• **Information supplied**
****************************************

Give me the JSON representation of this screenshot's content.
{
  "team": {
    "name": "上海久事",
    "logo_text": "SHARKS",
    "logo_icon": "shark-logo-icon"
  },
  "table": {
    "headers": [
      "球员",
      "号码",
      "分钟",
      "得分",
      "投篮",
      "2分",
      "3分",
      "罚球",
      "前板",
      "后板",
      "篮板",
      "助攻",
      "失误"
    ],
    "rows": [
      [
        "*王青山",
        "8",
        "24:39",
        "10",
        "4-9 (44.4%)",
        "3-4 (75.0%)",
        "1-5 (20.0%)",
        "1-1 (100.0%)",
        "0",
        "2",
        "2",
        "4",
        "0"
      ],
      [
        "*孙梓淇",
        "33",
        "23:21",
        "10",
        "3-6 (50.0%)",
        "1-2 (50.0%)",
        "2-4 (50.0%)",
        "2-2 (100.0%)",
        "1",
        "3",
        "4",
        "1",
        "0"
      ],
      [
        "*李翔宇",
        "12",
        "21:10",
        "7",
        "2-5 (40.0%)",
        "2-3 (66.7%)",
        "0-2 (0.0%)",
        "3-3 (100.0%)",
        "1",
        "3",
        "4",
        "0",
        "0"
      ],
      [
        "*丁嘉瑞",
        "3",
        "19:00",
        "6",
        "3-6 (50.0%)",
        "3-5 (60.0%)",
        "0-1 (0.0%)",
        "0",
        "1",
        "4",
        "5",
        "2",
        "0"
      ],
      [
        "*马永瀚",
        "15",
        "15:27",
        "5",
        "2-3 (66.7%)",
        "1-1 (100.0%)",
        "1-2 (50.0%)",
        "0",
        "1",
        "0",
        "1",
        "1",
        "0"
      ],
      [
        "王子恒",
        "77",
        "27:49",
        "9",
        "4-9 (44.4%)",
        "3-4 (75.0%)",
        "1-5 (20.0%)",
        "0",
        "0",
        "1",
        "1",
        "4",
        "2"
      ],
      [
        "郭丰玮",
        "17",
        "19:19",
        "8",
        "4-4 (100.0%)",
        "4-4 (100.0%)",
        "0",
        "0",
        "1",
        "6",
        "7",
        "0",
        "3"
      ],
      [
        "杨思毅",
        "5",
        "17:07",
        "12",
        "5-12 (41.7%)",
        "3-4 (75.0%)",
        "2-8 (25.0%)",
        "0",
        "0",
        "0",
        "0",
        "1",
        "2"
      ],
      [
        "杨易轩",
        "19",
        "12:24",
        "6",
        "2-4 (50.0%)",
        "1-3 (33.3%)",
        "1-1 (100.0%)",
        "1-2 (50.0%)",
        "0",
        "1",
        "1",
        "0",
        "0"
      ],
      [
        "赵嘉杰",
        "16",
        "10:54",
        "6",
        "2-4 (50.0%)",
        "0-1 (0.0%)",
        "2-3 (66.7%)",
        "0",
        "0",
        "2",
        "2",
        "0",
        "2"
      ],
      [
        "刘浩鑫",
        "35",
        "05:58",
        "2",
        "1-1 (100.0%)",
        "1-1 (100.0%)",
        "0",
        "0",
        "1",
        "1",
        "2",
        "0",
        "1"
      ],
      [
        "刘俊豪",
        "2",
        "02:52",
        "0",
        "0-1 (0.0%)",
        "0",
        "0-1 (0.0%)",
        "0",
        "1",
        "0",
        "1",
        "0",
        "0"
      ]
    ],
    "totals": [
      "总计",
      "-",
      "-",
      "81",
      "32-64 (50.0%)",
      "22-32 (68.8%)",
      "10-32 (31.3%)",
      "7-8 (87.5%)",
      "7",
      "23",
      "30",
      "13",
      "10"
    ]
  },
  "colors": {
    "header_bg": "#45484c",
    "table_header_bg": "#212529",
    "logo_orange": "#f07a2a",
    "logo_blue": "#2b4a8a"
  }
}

****************************************

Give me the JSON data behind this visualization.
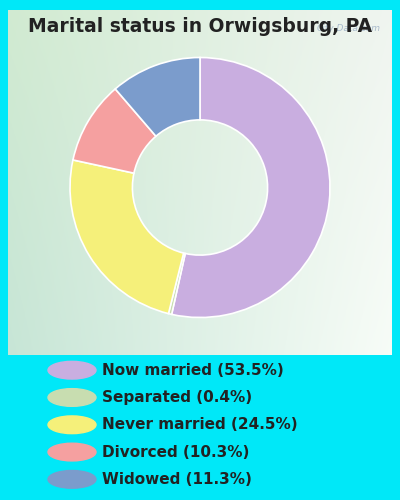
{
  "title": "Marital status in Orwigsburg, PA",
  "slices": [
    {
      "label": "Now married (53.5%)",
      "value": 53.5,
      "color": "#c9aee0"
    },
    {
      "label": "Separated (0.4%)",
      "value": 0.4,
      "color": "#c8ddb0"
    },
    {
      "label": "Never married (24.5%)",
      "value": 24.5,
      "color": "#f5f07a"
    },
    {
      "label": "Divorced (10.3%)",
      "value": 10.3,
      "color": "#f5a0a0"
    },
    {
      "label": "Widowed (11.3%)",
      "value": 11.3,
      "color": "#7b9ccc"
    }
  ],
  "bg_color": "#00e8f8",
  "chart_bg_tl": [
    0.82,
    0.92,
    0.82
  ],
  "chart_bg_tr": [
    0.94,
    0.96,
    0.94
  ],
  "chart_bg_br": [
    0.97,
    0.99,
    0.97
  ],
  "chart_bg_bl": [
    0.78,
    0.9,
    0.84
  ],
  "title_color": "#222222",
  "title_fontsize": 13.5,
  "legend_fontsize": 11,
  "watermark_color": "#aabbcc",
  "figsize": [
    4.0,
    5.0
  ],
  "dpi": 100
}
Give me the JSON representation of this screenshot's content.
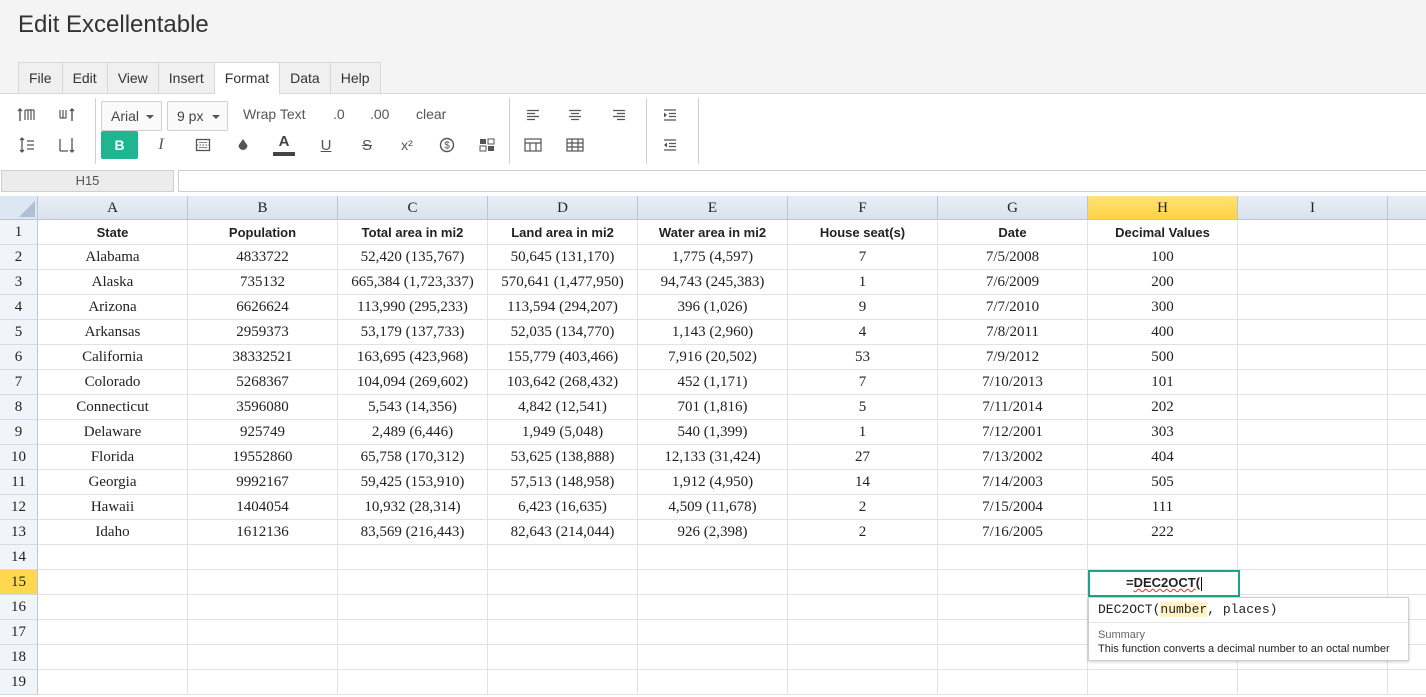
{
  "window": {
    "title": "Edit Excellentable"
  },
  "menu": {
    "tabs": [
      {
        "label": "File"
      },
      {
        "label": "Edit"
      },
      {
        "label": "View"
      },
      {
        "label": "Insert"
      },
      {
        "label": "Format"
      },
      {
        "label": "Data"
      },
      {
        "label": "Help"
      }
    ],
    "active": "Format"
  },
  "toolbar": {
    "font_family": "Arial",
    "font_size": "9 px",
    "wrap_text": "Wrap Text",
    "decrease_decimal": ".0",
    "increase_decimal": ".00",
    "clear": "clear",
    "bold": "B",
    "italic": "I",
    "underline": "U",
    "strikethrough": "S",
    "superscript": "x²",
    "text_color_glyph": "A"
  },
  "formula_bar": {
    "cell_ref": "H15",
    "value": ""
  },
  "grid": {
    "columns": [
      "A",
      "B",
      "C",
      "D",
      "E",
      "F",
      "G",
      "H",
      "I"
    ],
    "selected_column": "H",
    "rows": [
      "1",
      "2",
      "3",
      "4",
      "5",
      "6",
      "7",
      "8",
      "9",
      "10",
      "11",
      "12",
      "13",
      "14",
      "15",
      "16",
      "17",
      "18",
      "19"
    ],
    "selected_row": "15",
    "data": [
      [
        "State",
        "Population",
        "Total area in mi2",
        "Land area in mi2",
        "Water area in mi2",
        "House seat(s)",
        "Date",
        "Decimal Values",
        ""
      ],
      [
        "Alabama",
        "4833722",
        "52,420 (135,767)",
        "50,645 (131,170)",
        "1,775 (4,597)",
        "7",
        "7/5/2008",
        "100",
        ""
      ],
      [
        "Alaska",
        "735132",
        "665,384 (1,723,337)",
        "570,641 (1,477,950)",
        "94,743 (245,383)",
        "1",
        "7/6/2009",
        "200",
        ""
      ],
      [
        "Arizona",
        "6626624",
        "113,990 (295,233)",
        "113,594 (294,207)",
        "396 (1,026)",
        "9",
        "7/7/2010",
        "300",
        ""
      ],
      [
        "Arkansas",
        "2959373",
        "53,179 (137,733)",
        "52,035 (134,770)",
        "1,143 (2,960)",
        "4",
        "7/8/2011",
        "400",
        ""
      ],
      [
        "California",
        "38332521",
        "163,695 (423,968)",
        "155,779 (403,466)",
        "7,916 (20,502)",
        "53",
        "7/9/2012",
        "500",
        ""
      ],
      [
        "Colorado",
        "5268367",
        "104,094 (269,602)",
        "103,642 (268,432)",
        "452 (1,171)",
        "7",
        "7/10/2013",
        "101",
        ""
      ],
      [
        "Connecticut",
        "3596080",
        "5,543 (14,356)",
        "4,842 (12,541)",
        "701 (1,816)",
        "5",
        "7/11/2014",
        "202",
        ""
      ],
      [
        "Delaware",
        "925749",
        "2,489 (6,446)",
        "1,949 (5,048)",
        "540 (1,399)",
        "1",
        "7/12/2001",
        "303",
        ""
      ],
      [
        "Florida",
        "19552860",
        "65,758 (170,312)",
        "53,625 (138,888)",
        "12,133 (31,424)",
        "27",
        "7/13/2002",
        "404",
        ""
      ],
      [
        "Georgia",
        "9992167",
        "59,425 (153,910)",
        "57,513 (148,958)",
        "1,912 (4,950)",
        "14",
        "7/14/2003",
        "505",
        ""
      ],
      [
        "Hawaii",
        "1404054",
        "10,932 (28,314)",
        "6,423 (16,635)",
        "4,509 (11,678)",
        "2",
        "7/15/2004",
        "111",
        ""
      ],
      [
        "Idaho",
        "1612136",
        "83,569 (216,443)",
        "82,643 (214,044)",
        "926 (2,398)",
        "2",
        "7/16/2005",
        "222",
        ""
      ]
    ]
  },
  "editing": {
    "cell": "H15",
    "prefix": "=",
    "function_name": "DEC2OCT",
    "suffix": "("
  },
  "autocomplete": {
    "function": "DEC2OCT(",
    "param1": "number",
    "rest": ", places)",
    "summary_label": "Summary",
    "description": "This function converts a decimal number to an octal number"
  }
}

****************************************

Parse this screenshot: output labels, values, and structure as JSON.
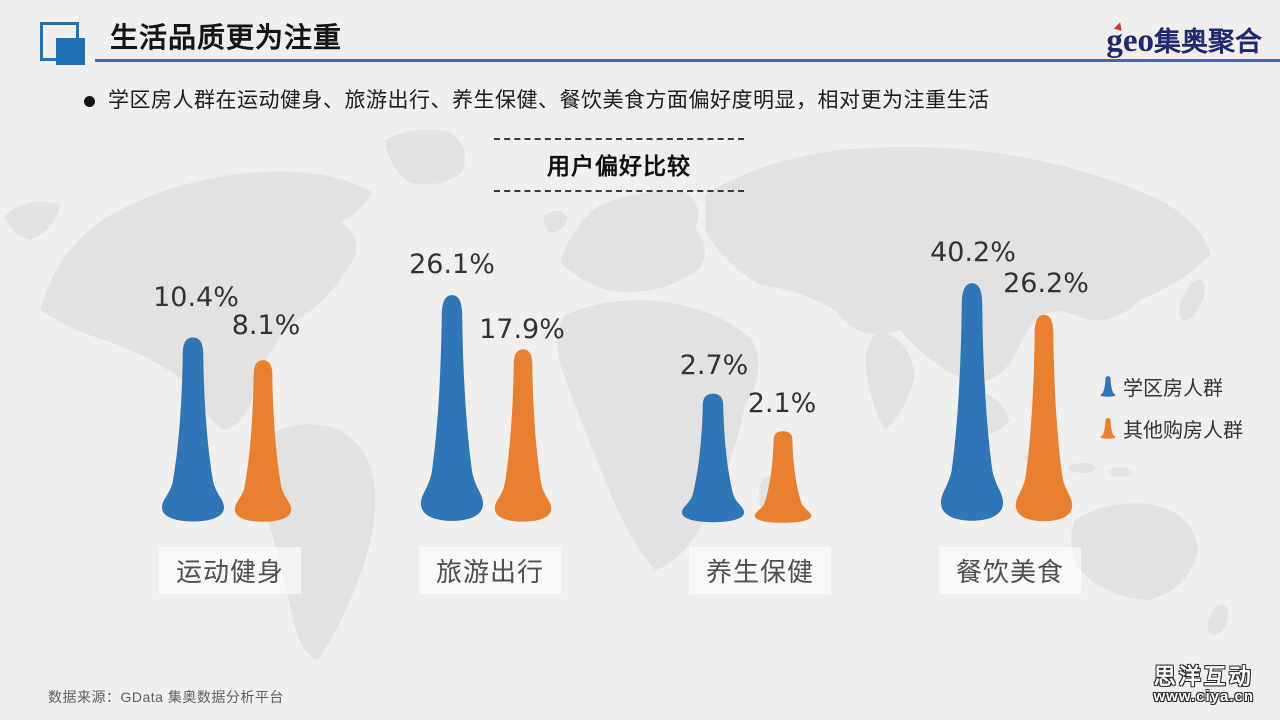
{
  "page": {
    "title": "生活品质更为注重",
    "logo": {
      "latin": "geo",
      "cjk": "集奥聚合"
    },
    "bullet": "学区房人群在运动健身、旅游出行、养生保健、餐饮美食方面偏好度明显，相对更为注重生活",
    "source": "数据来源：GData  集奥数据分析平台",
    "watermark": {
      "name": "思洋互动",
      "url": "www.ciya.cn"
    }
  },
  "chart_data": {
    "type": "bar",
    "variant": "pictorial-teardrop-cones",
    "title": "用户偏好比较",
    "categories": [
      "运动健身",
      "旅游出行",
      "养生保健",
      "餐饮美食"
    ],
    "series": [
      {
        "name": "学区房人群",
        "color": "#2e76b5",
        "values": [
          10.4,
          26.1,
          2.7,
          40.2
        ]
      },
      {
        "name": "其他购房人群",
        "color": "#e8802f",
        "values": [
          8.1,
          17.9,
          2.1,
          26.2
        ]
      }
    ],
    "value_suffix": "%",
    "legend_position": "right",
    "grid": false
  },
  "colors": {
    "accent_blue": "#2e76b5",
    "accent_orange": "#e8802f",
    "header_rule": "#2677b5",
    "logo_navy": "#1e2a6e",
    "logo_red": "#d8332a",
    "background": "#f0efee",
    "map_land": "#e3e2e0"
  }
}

****************************************

• **Required work**
Pull out every line of the records above that contains the word "married".

• **Solved exercise**
      "label": "Now married (53.5%)",
      "label": "Never married (24.5%)",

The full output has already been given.